TEXT SEGMENT.

________________________

These are the sorts of things that Sinn Fein expects the media and voters to turn a blind eye to during this election, as if they are non-events now Adams is no longer officially at the helm. Yet McDonald, who makes big noises about Sinn Fein’s internal democracy, has been a member of the party since 1998 and in a position of leadership since 2001.

Only last week she was asked on radio whether Gerry Adams had ever been in the IRA and reiterated that she believed his denials. She must be gambling that few care anyway.

Maybe they don’t. Though they should very much take note of what sort of government they can expect under Sinn Fein; they only need to look to their record of governing in a coalition in the North for that.

Sinn Fein entered the NI Executive in 1998. In August and September 2001, a former British secretary of state suspended the assembly for 24 hours, respective­ly, to buy time to attempt to resolve the row over IRA decommissi­oning. In 2000, the assembly was suspended over the IRA’s failure to put its weapons demonstrab­ly beyond use.

________________________

RECORDS PROVIDED.
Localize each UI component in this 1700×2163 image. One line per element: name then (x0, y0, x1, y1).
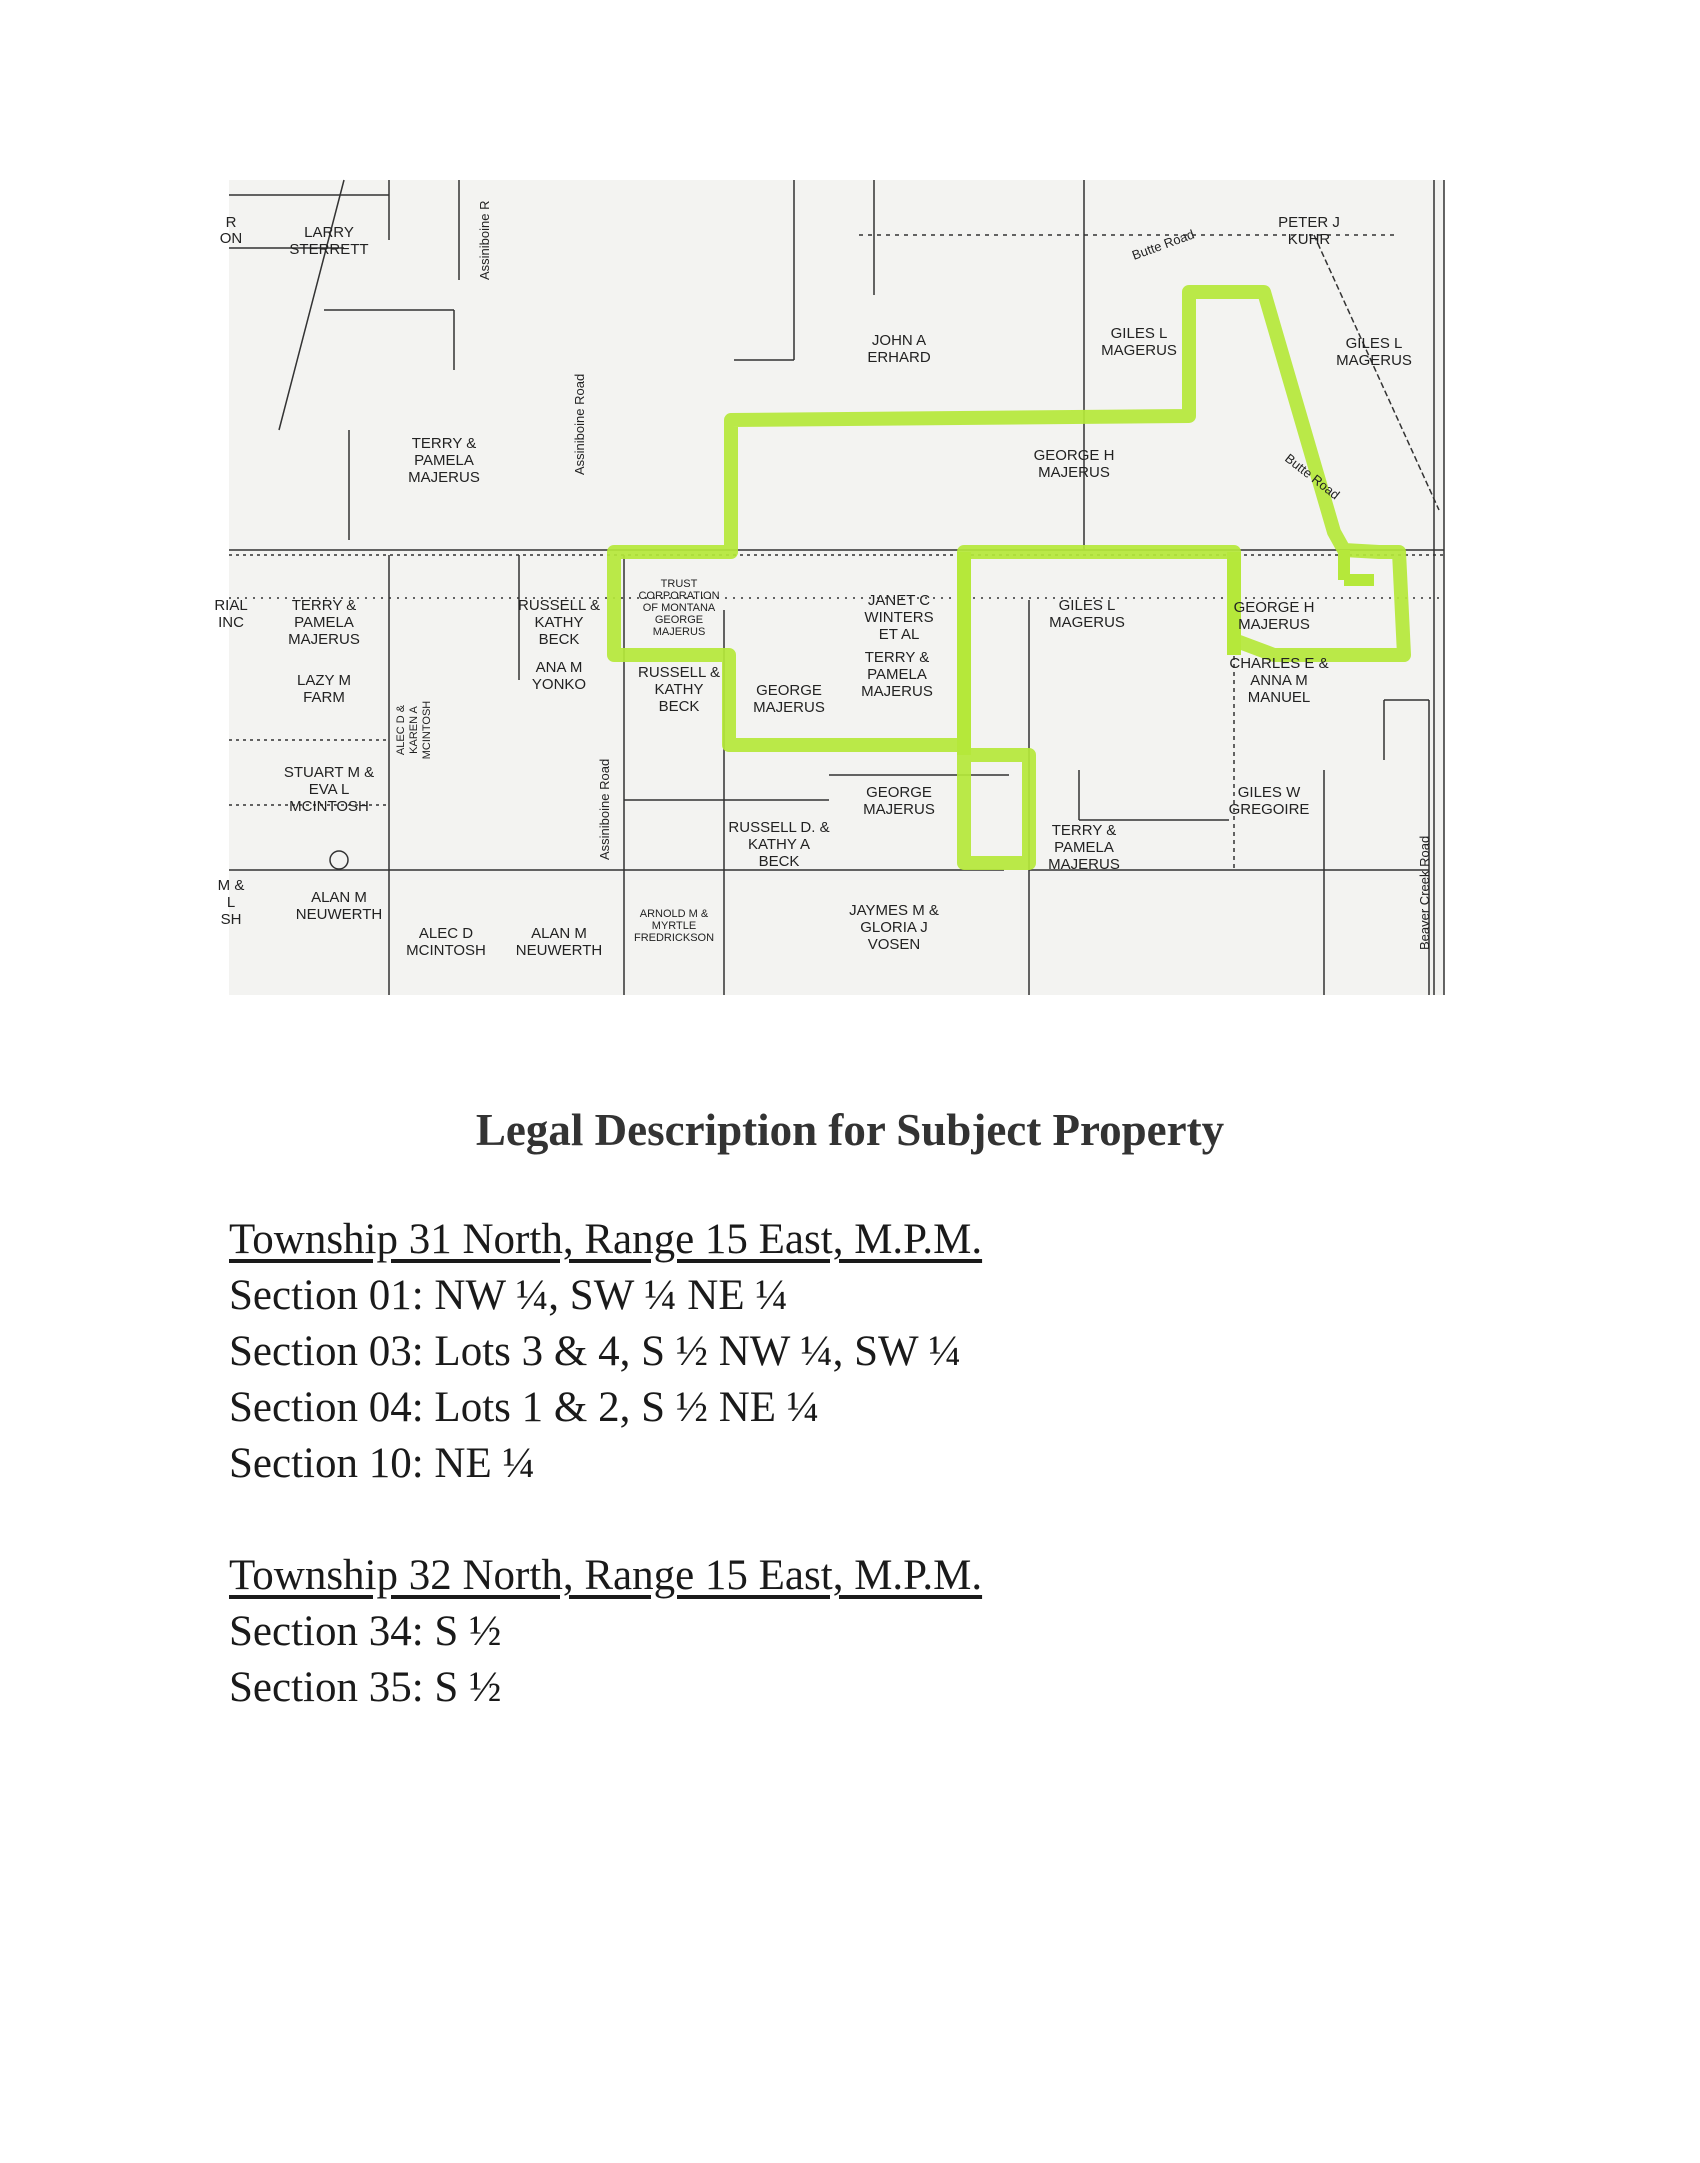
svg-text:L: L (226, 894, 236, 911)
owner-label: TERRY & PAMELA MAJERUS (408, 435, 480, 486)
owner-label: LAZY M FARM (297, 672, 351, 706)
section-line: Section 03: Lots 3 & 4, S ½ NW ¼, SW ¼ (229, 1328, 961, 1375)
svg-text:Assiniboine Road: Assiniboine Road (572, 373, 587, 475)
vertical-owner-label (395, 701, 433, 760)
svg-text:Assiniboine Road: Assiniboine Road (597, 758, 612, 860)
svg-text:Butte Road: Butte Road (1282, 450, 1343, 503)
owner-label: GILES L MAGERUS (1049, 597, 1125, 631)
owner-label: ALAN M NEUWERTH (515, 925, 603, 959)
owner-label: JOHN A ERHARD (867, 332, 931, 366)
svg-text:INC: INC (218, 614, 244, 631)
township-31-block (229, 1212, 982, 1492)
owner-label: ANA M YONKO (531, 659, 587, 693)
owner-label: TERRY & PAMELA MAJERUS (1048, 822, 1120, 873)
owner-label: GILES W GREGOIRE (1228, 784, 1310, 818)
owner-label: ALEC D MCINTOSH (406, 925, 486, 959)
owner-label: RUSSELL D. & KATHY A BECK (728, 819, 830, 870)
svg-text:RIAL: RIAL (214, 597, 248, 614)
section-line: Section 35: S ½ (229, 1664, 502, 1711)
svg-text:Butte Road: Butte Road (1129, 226, 1197, 263)
document-title: Legal Description for Subject Property (475, 1105, 1225, 1155)
owner-label: TERRY & PAMELA MAJERUS (288, 597, 360, 648)
svg-text:ALEC D &KAREN AMCINTOSH: ALEC D &KAREN AMCINTOSH (395, 700, 433, 760)
svg-text:R: R (225, 214, 237, 231)
owner-label: ARNOLD M & MYRTLE FREDRICKSON (633, 908, 715, 944)
owner-label: GEORGE MAJERUS (753, 682, 825, 716)
owner-label: TRUST CORPORATION OF MONTANA GEORGE MAJERUS (638, 578, 720, 638)
owner-label: LARRY STERRETT (289, 224, 369, 258)
svg-text:SH: SH (220, 911, 242, 928)
section-line: Section 04: Lots 1 & 2, S ½ NE ¼ (229, 1384, 820, 1431)
svg-text:Beaver Creek Road: Beaver Creek Road (1417, 835, 1432, 950)
section-line: Section 10: NE ¼ (229, 1440, 535, 1487)
owner-label: JAYMES M & GLORIA J VOSEN (849, 902, 939, 953)
owner-label: GEORGE H MAJERUS (1233, 599, 1315, 633)
section-line: Section 34: S ½ (229, 1608, 502, 1655)
owner-label: TERRY & PAMELA MAJERUS (861, 649, 933, 700)
svg-text:ON: ON (219, 230, 243, 247)
section-line: Section 01: NW ¼, SW ¼ NE ¼ (229, 1272, 788, 1319)
owner-label: CHARLES E & ANNA M MANUEL (1229, 655, 1329, 706)
svg-text:Assiniboine R: Assiniboine R (477, 200, 492, 280)
owner-label: GILES L MAGERUS (1336, 335, 1412, 369)
owner-label: JANET C WINTERS ET AL (864, 592, 934, 643)
township-header: Township 31 North, Range 15 East, M.P.M. (229, 1216, 983, 1263)
owner-label: GEORGE H MAJERUS (1033, 447, 1115, 481)
owner-label: GILES L MAGERUS (1101, 325, 1177, 359)
township-32-block (229, 1548, 982, 1716)
owner-label: GEORGE MAJERUS (863, 784, 935, 818)
township-header: Township 32 North, Range 15 East, M.P.M. (229, 1552, 983, 1599)
owner-label: RUSSELL & KATHY BECK (638, 664, 720, 715)
ownership-map (214, 180, 1444, 995)
owner-label: ALAN M NEUWERTH (295, 889, 383, 923)
owner-label: RUSSELL & KATHY BECK (518, 597, 600, 648)
owner-label: PETER J KUHR (1278, 214, 1340, 248)
owner-label: STUART M & EVA L MCINTOSH (283, 764, 375, 815)
svg-text:M &: M & (217, 877, 245, 894)
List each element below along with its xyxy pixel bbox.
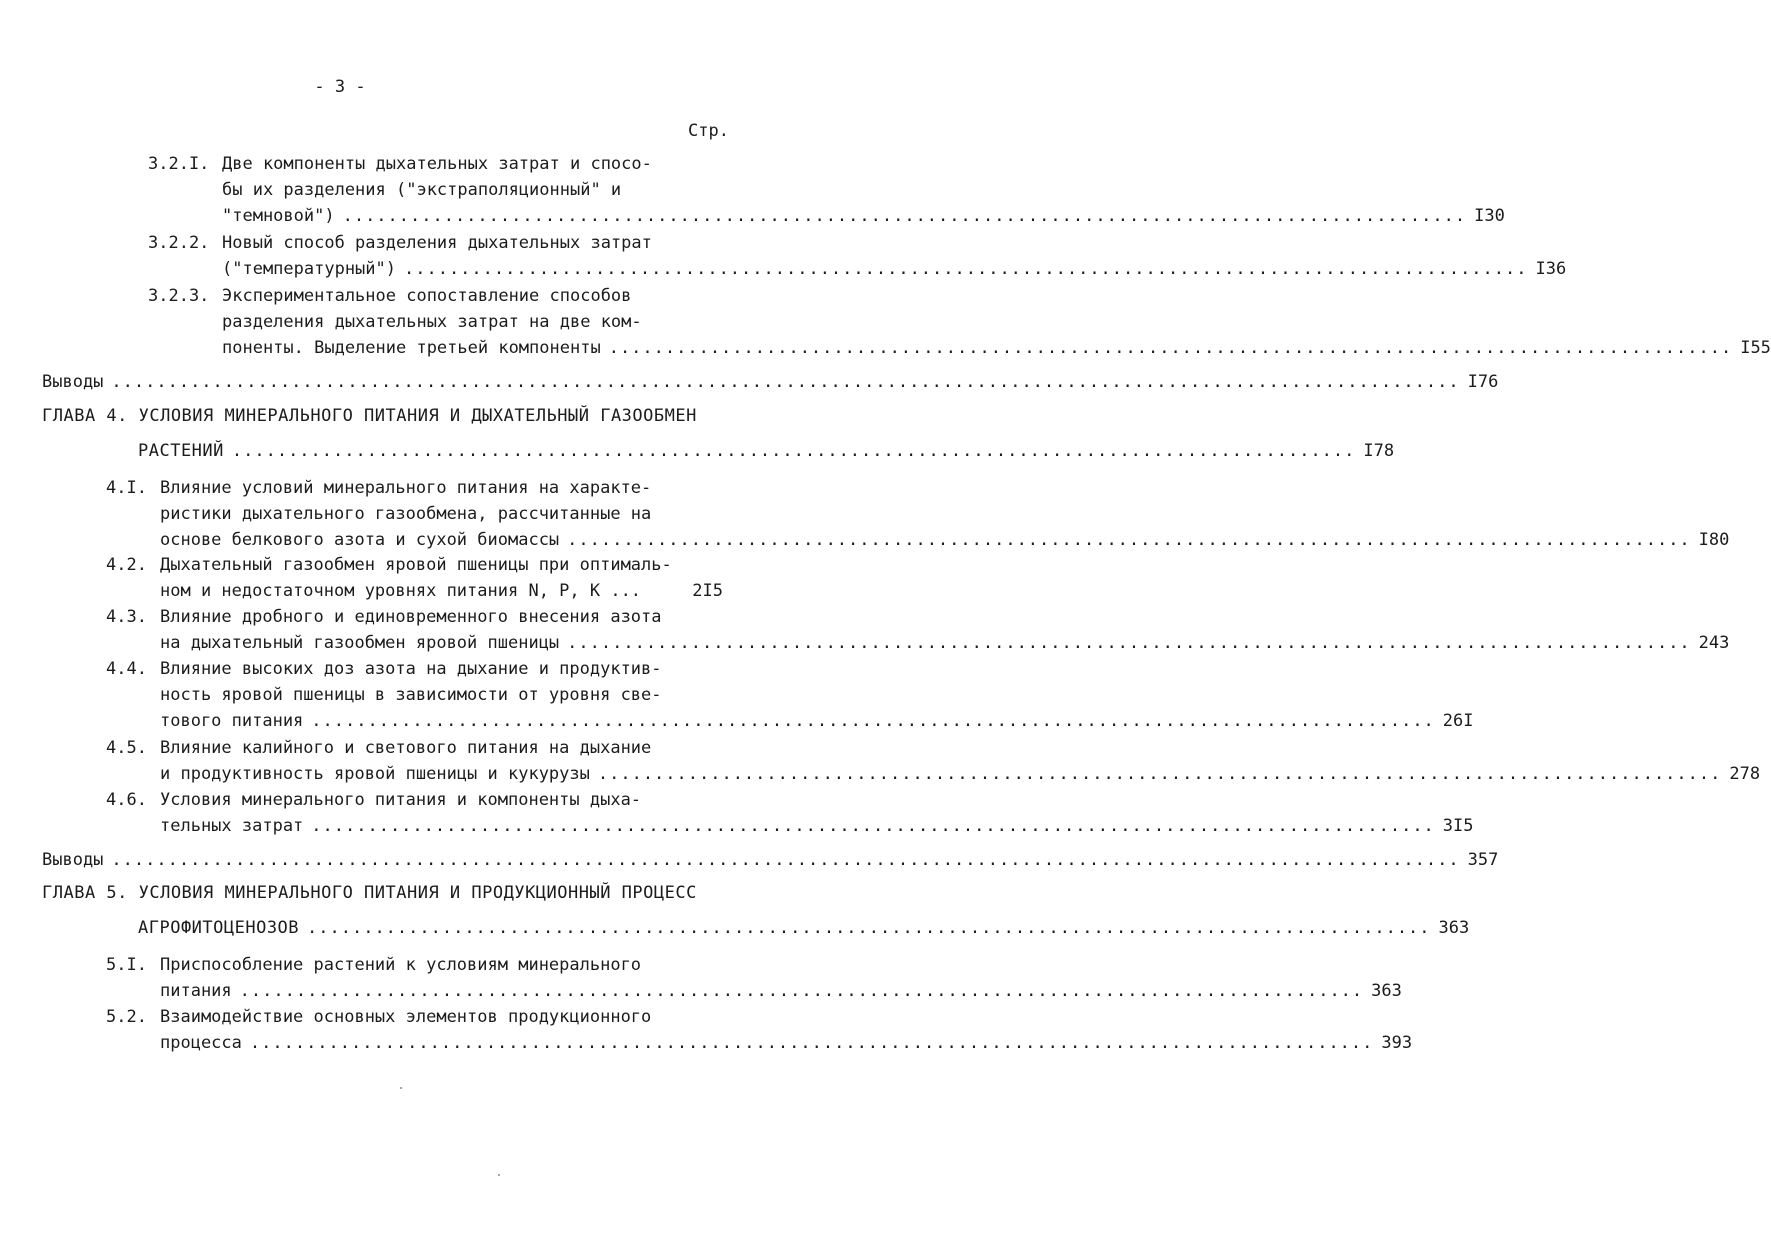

________________________

TASKS.
A – Decide whether each statement agrees with the passage on Sinn Fein, answering yes or no and quoting the deciding words of the text. (i) McDonald has been a member of Sinn Fein since 1998. (ii) Sinn Fein entered the NI Executive in 2001. (iii) McDonald was asked on radio whether Gerry Adams had been in the IRA.
B – In the rows, change "Assiniboine Road" to "Assiniboine Rd" wherever it appears, from the line with "svg-text:L: L (226, 894, 236, 911)" up to and including the line with "owner-label: JOHN A". Reproduce only those lines, with everything else unchanged.
The rows are unrelated to the text on Sinn Fein.

RESULTS FOR EACH TASK.
A –
(i) Yes: "has been a member of the party since 1998"
(ii) No: "Sinn Fein entered the NI Executive in 1998."
(iii) Yes: "she was asked on radio whether Gerry Adams had ever been in the IRA"

B –
svg-text:L: L (226, 894, 236, 911)
owner-label: TERRY & PAMELA MAJERUS (408, 435, 480, 486)
owner-label: LAZY M FARM (297, 672, 351, 706)
section-line: Section 03: Lots 3 & 4, S ½ NW ¼, SW ¼ (229, 1328, 961, 1375)
svg-text:Assiniboine Rd: Assiniboine Rd (572, 373, 587, 475)
vertical-owner-label (395, 701, 433, 760)
svg-text:Assiniboine Rd: Assiniboine Rd (597, 758, 612, 860)
svg-text:Butte Road: Butte Road (1282, 450, 1343, 503)
owner-label: GILES L MAGERUS (1049, 597, 1125, 631)
owner-label: ALAN M NEUWERTH (515, 925, 603, 959)
owner-label: JOHN A ERHARD (867, 332, 931, 366)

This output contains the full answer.